→ Stated task
Copy out every line exactly as given.
— START Data provided —
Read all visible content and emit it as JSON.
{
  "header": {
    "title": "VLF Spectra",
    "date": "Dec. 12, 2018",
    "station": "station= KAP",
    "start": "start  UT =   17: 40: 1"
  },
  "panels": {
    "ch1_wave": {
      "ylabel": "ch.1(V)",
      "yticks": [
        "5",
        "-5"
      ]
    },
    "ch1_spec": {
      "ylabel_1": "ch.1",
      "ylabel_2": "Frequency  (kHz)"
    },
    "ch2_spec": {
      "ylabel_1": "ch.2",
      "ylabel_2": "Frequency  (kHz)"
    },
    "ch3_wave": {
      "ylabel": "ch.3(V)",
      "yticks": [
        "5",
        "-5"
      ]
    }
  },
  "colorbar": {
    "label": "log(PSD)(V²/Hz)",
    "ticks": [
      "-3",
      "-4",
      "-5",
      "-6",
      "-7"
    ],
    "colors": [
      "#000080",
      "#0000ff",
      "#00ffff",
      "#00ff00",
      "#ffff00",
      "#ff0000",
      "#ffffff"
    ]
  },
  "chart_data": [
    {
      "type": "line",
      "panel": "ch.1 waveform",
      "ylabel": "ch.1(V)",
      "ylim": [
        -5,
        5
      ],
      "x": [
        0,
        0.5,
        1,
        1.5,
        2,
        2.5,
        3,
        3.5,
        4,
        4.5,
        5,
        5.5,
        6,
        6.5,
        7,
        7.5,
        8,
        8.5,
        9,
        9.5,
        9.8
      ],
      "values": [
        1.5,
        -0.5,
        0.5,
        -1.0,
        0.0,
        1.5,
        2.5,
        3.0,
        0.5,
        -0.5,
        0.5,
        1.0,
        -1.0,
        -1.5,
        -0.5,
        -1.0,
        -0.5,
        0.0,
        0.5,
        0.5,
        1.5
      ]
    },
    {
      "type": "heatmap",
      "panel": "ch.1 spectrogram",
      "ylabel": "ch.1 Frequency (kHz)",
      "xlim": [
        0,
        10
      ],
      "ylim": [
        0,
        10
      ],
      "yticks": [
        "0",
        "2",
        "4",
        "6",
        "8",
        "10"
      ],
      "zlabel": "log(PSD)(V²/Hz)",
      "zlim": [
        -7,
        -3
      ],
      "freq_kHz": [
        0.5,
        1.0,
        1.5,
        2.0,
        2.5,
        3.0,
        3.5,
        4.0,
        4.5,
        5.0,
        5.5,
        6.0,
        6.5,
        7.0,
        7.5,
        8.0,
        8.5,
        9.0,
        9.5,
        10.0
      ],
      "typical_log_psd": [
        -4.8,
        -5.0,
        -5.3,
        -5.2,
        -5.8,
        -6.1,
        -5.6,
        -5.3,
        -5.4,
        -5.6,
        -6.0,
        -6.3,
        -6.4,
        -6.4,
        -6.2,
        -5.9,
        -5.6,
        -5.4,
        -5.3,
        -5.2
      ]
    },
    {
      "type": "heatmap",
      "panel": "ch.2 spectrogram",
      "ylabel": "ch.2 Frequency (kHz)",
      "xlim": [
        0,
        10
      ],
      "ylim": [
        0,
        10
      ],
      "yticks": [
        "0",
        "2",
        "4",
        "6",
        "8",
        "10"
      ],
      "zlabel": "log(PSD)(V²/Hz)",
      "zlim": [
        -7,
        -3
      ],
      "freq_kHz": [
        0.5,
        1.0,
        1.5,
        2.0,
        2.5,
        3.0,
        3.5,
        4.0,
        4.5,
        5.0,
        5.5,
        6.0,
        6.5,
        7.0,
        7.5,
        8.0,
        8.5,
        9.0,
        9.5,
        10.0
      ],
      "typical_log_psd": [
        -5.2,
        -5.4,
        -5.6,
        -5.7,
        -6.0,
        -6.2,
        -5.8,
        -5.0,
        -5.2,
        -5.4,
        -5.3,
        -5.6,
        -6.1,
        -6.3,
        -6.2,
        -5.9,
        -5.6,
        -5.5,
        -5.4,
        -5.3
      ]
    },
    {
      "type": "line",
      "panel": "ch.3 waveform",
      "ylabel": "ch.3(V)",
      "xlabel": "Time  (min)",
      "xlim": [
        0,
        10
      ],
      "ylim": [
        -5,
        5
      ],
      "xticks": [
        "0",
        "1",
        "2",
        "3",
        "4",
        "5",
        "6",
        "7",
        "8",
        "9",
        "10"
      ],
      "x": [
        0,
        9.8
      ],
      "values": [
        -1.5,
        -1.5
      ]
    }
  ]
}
— END Data provided —
→ Result of the exercise
Read all visible content and emit it as JSON.
{
  "header": {
    "title": "VLF Spectra",
    "date": "Dec. 12, 2018",
    "station": "station= KAP",
    "start": "start  UT =   17: 40: 1"
  },
  "panels": {
    "ch1_wave": {
      "ylabel": "ch.1(V)",
      "yticks": [
        "5",
        "-5"
      ]
    },
    "ch1_spec": {
      "ylabel_1": "ch.1",
      "ylabel_2": "Frequency  (kHz)"
    },
    "ch2_spec": {
      "ylabel_1": "ch.2",
      "ylabel_2": "Frequency  (kHz)"
    },
    "ch3_wave": {
      "ylabel": "ch.3(V)",
      "yticks": [
        "5",
        "-5"
      ]
    }
  },
  "colorbar": {
    "label": "log(PSD)(V²/Hz)",
    "ticks": [
      "-3",
      "-4",
      "-5",
      "-6",
      "-7"
    ],
    "colors": [
      "#000080",
      "#0000ff",
      "#00ffff",
      "#00ff00",
      "#ffff00",
      "#ff0000",
      "#ffffff"
    ]
  },
  "chart_data": [
    {
      "type": "line",
      "panel": "ch.1 waveform",
      "ylabel": "ch.1(V)",
      "ylim": [
        -5,
        5
      ],
      "x": [
        0,
        0.5,
        1,
        1.5,
        2,
        2.5,
        3,
        3.5,
        4,
        4.5,
        5,
        5.5,
        6,
        6.5,
        7,
        7.5,
        8,
        8.5,
        9,
        9.5,
        9.8
      ],
      "values": [
        1.5,
        -0.5,
        0.5,
        -1.0,
        0.0,
        1.5,
        2.5,
        3.0,
        0.5,
        -0.5,
        0.5,
        1.0,
        -1.0,
        -1.5,
        -0.5,
        -1.0,
        -0.5,
        0.0,
        0.5,
        0.5,
        1.5
      ]
    },
    {
      "type": "heatmap",
      "panel": "ch.1 spectrogram",
      "ylabel": "ch.1 Frequency (kHz)",
      "xlim": [
        0,
        10
      ],
      "ylim": [
        0,
        10
      ],
      "yticks": [
        "0",
        "2",
        "4",
        "6",
        "8",
        "10"
      ],
      "zlabel": "log(PSD)(V²/Hz)",
      "zlim": [
        -7,
        -3
      ],
      "freq_kHz": [
        0.5,
        1.0,
        1.5,
        2.0,
        2.5,
        3.0,
        3.5,
        4.0,
        4.5,
        5.0,
        5.5,
        6.0,
        6.5,
        7.0,
        7.5,
        8.0,
        8.5,
        9.0,
        9.5,
        10.0
      ],
      "typical_log_psd": [
        -4.8,
        -5.0,
        -5.3,
        -5.2,
        -5.8,
        -6.1,
        -5.6,
        -5.3,
        -5.4,
        -5.6,
        -6.0,
        -6.3,
        -6.4,
        -6.4,
        -6.2,
        -5.9,
        -5.6,
        -5.4,
        -5.3,
        -5.2
      ]
    },
    {
      "type": "heatmap",
      "panel": "ch.2 spectrogram",
      "ylabel": "ch.2 Frequency (kHz)",
      "xlim": [
        0,
        10
      ],
      "ylim": [
        0,
        10
      ],
      "yticks": [
        "0",
        "2",
        "4",
        "6",
        "8",
        "10"
      ],
      "zlabel": "log(PSD)(V²/Hz)",
      "zlim": [
        -7,
        -3
      ],
      "freq_kHz": [
        0.5,
        1.0,
        1.5,
        2.0,
        2.5,
        3.0,
        3.5,
        4.0,
        4.5,
        5.0,
        5.5,
        6.0,
        6.5,
        7.0,
        7.5,
        8.0,
        8.5,
        9.0,
        9.5,
        10.0
      ],
      "typical_log_psd": [
        -5.2,
        -5.4,
        -5.6,
        -5.7,
        -6.0,
        -6.2,
        -5.8,
        -5.0,
        -5.2,
        -5.4,
        -5.3,
        -5.6,
        -6.1,
        -6.3,
        -6.2,
        -5.9,
        -5.6,
        -5.5,
        -5.4,
        -5.3
      ]
    },
    {
      "type": "line",
      "panel": "ch.3 waveform",
      "ylabel": "ch.3(V)",
      "xlabel": "Time  (min)",
      "xlim": [
        0,
        10
      ],
      "ylim": [
        -5,
        5
      ],
      "xticks": [
        "0",
        "1",
        "2",
        "3",
        "4",
        "5",
        "6",
        "7",
        "8",
        "9",
        "10"
      ],
      "x": [
        0,
        9.8
      ],
      "values": [
        -1.5,
        -1.5
      ]
    }
  ]
}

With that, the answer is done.